▶ Instruction:
In the records below, find each line with the word "primary" and copy it.

========

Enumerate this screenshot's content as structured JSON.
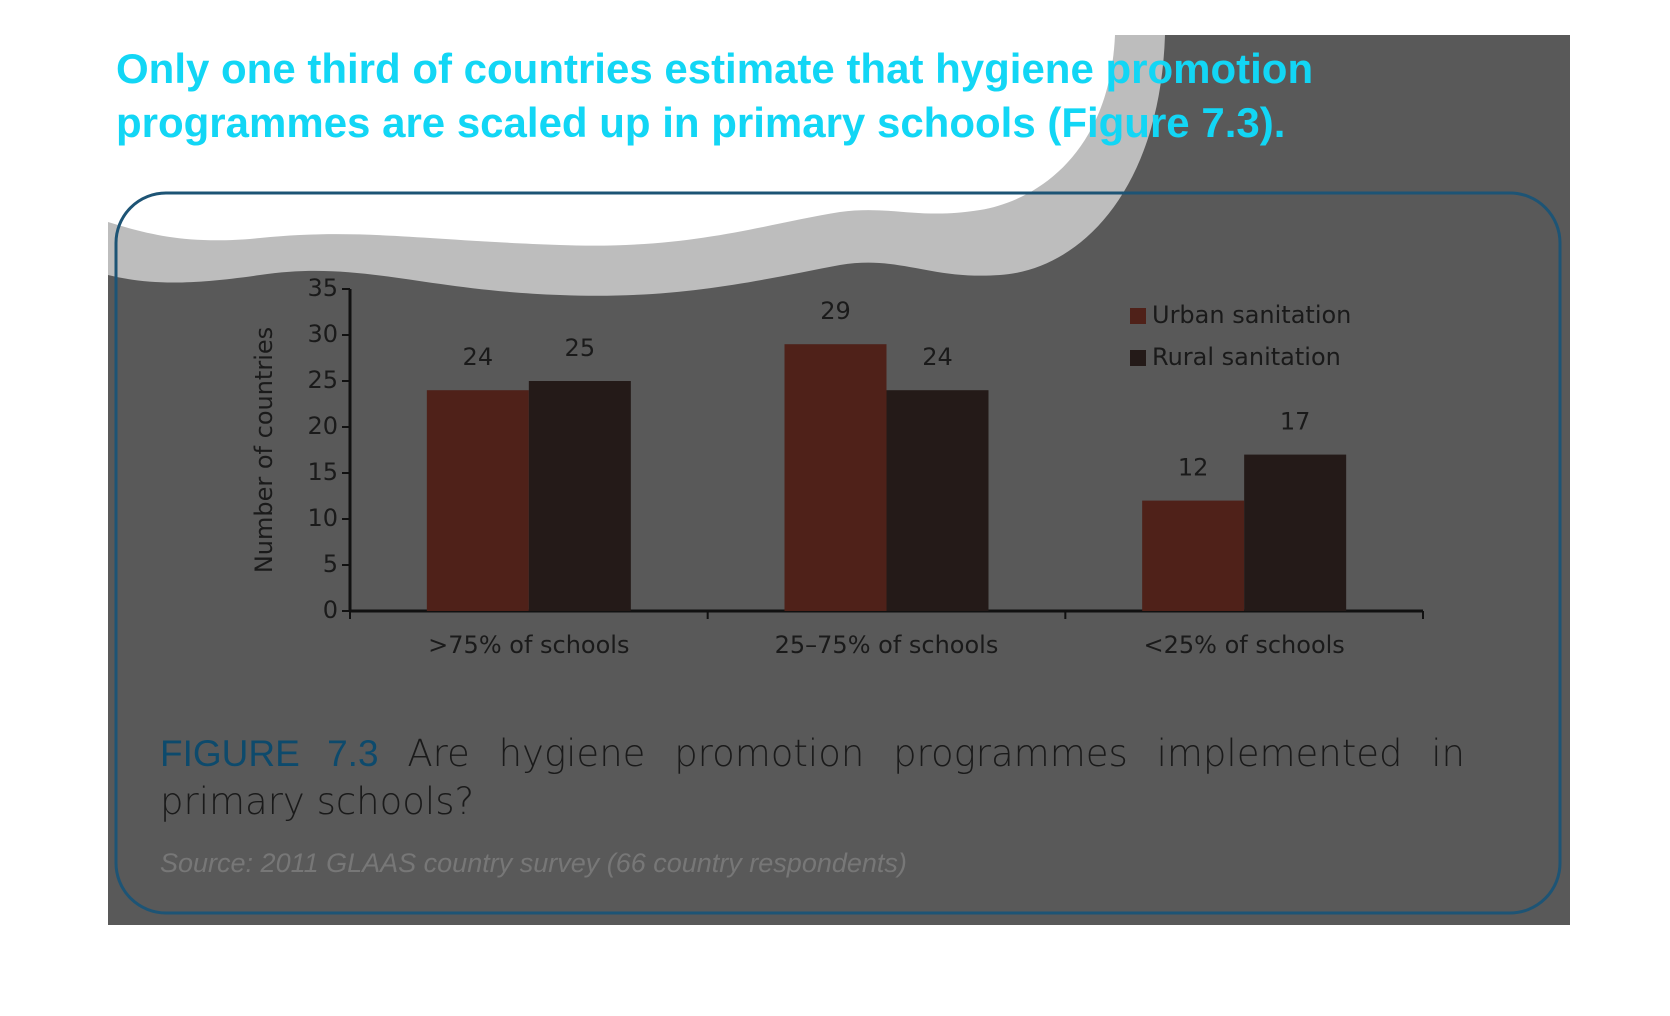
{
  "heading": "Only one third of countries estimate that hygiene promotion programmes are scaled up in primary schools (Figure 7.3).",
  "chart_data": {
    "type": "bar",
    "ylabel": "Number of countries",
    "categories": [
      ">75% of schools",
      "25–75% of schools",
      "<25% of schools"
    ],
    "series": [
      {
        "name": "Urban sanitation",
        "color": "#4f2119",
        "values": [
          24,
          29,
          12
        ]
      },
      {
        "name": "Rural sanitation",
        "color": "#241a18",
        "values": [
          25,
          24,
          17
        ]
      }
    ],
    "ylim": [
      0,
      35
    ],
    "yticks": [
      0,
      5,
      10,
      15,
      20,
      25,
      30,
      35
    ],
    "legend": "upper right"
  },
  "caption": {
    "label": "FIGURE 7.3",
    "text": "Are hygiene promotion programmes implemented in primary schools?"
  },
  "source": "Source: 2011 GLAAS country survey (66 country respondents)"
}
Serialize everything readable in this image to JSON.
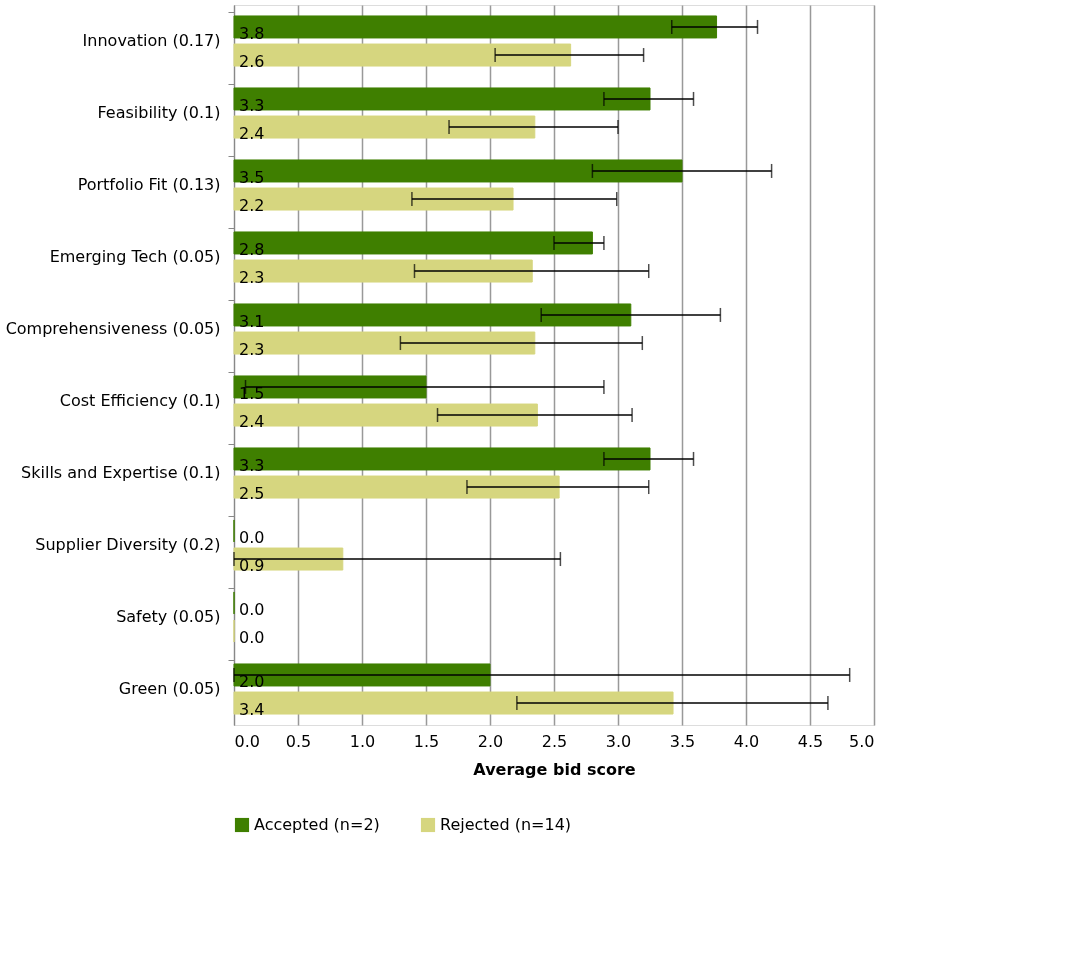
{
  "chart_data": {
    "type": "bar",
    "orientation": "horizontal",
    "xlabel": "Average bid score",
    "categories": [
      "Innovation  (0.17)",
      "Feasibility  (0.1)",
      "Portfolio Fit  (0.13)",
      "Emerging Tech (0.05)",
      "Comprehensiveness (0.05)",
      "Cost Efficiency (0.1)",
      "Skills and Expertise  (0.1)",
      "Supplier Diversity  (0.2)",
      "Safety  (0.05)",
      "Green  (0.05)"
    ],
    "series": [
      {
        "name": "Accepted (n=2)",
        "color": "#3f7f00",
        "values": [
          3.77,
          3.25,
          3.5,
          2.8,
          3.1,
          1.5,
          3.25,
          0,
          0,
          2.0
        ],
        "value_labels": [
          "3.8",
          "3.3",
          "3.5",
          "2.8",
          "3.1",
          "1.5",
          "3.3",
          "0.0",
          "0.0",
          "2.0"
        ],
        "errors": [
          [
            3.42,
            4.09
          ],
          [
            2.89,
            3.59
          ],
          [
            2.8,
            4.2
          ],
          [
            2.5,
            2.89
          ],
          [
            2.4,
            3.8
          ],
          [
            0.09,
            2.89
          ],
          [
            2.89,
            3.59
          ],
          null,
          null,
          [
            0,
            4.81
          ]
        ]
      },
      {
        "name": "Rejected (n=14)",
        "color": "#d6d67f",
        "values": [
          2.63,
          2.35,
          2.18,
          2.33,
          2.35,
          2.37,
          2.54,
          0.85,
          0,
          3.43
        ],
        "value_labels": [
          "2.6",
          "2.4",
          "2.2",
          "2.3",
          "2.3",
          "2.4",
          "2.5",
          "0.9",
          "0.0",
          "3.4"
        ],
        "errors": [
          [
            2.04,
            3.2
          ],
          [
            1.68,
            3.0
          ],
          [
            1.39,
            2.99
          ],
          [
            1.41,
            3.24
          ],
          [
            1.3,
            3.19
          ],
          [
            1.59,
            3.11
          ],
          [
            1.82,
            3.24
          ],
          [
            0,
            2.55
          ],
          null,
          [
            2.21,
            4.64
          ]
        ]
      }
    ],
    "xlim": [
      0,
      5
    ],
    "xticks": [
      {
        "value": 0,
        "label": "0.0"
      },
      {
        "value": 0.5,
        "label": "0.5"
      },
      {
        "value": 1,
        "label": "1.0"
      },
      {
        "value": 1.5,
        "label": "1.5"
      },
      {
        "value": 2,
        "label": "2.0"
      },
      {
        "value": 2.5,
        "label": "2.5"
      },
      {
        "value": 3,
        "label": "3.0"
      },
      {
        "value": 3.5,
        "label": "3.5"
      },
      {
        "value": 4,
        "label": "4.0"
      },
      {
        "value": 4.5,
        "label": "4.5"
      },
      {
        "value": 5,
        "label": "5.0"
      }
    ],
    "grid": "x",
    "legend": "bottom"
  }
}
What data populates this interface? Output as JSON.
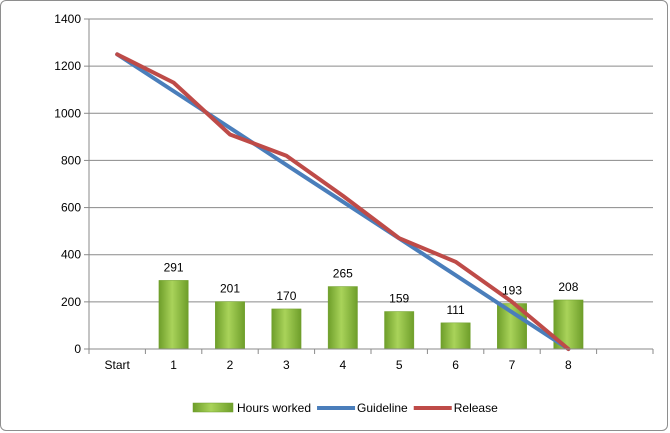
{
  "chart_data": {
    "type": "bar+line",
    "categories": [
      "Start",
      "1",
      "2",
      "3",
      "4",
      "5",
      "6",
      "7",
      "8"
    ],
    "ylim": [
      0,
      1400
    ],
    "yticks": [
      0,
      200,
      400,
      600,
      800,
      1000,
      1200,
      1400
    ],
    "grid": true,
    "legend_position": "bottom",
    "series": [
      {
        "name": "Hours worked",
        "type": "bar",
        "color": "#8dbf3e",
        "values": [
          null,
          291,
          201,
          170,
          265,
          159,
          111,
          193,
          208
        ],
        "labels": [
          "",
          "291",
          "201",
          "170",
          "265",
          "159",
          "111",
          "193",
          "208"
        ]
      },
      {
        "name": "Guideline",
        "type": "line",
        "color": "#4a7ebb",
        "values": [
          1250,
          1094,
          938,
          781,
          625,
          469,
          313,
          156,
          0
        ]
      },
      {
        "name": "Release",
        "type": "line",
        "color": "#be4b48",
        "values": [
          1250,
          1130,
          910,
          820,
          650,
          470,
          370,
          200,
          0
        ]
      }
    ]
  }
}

========

▶ Exercise output:
  "heading": "Only one third of countries estimate that hygiene promotion programmes are scaled up in primary schools (Figure 7.3).",
    "text": "Are hygiene promotion programmes implemented in primary schools?"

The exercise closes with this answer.